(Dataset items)
- - - -
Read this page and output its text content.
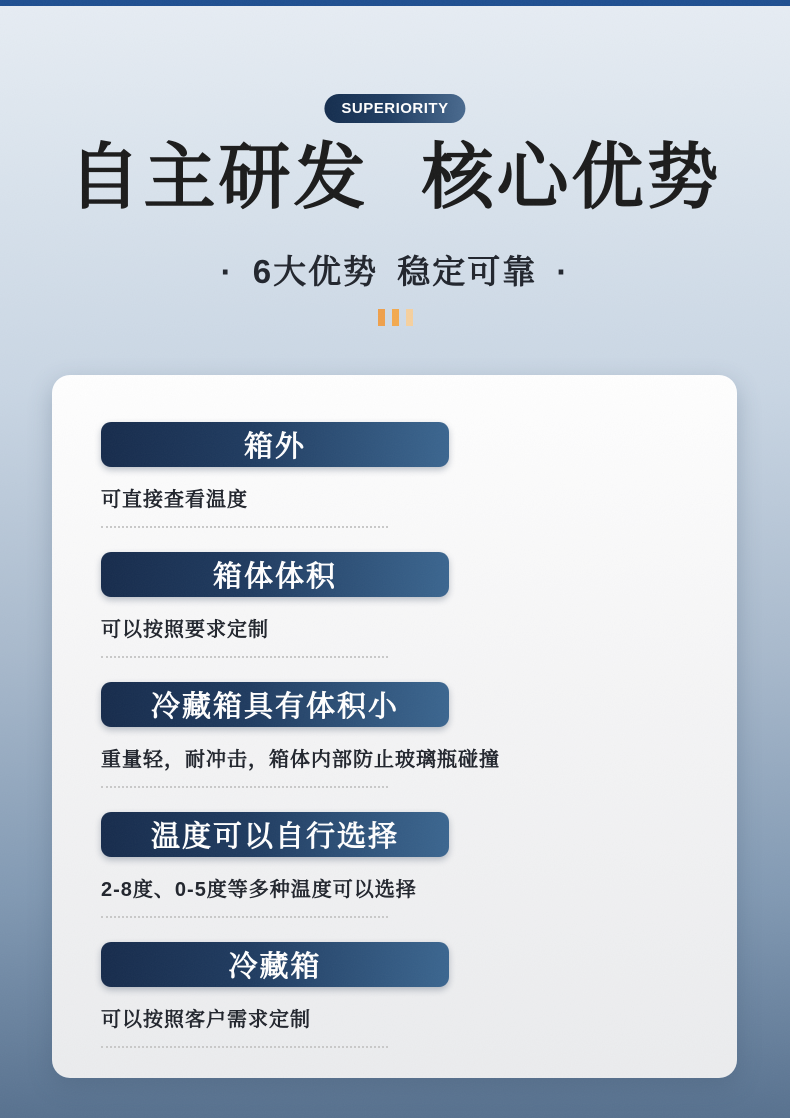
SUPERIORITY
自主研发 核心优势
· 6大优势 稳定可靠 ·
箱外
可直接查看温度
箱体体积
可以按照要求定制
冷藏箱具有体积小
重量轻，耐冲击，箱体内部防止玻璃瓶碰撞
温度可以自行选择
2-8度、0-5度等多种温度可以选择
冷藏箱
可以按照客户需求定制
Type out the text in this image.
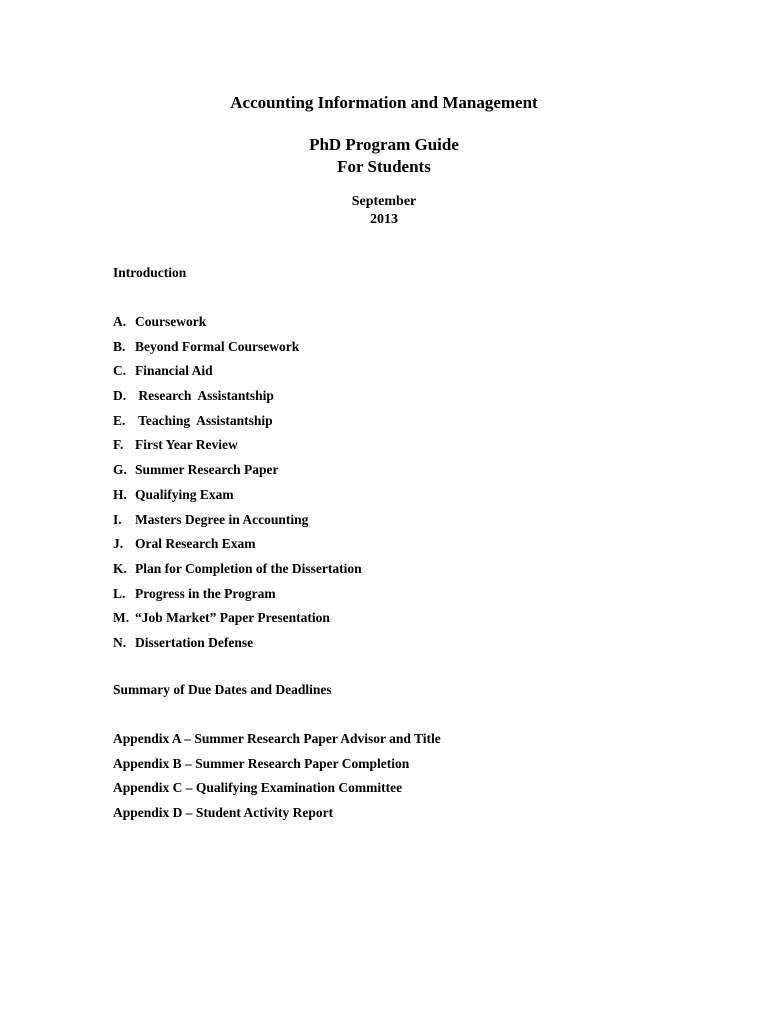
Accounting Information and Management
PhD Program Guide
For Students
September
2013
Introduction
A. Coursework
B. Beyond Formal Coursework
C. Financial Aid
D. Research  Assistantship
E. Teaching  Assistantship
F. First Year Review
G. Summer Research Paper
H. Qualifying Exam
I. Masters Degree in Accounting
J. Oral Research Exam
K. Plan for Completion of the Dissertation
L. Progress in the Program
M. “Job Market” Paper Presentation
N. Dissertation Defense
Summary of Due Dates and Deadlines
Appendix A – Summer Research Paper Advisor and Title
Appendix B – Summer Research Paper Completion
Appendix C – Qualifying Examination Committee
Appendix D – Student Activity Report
- - - -
> Your objective
Pictures don't belong in the copy. Transcribe every record exactly as it appears.

> Answer to this problem
Read this page and output its text content.
SUPERIORITY
自主研发 核心优势
· 6大优势 稳定可靠 ·
箱外
可直接查看温度
箱体体积
可以按照要求定制
冷藏箱具有体积小
重量轻，耐冲击，箱体内部防止玻璃瓶碰撞
温度可以自行选择
2-8度、0-5度等多种温度可以选择
冷藏箱
可以按照客户需求定制
Type out the text in this image.
Accounting Information and Management
PhD Program Guide
For Students
September
2013
Introduction
A. Coursework
B. Beyond Formal Coursework
C. Financial Aid
D. Research  Assistantship
E. Teaching  Assistantship
F. First Year Review
G. Summer Research Paper
H. Qualifying Exam
I. Masters Degree in Accounting
J. Oral Research Exam
K. Plan for Completion of the Dissertation
L. Progress in the Program
M. “Job Market” Paper Presentation
N. Dissertation Defense
Summary of Due Dates and Deadlines
Appendix A – Summer Research Paper Advisor and Title
Appendix B – Summer Research Paper Completion
Appendix C – Qualifying Examination Committee
Appendix D – Student Activity Report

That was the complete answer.